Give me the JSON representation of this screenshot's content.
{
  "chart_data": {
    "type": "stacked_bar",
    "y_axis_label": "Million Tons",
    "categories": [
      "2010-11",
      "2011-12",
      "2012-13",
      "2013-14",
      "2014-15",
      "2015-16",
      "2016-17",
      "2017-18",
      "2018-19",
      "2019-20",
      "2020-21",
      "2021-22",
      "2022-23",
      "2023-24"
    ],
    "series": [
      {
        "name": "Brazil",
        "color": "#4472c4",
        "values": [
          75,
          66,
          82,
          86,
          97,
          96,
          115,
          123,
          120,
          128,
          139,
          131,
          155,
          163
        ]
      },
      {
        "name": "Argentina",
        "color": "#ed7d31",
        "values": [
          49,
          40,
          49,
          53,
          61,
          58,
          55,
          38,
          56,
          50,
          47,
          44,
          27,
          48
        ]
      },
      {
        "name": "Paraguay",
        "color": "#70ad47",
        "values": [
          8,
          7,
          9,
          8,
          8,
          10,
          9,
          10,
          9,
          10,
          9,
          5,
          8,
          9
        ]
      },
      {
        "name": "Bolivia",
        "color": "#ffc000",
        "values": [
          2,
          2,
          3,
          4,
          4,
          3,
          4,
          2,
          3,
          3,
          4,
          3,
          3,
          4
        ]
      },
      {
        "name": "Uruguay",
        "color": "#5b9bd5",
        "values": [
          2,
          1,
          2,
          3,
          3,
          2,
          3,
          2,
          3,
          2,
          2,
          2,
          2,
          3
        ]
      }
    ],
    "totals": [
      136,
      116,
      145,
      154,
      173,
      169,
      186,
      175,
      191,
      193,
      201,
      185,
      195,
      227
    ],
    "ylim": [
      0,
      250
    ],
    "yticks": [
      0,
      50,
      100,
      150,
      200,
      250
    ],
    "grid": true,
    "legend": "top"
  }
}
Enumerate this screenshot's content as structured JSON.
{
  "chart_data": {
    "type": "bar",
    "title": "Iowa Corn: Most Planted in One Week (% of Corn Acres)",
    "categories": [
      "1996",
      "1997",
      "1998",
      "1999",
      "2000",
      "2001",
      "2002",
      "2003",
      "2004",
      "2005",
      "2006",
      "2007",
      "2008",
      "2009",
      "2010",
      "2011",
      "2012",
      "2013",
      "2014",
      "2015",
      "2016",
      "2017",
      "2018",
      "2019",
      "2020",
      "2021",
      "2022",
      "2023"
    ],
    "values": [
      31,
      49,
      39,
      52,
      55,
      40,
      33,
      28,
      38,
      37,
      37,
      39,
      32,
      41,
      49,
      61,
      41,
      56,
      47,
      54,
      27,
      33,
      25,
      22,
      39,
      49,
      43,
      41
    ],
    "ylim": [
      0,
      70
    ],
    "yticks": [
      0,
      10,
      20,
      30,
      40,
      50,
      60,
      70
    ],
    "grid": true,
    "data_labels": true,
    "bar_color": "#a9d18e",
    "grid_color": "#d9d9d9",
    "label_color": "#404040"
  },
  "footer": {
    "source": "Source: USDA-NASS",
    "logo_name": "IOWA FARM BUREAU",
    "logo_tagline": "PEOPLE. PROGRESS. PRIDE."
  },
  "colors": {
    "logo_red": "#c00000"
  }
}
* * * *
**PROBLEM DETAILS**
Determine the number of lines in the data that contain "content" as a word or string, and state only that number.

**RESULT OF THIS TASK**
2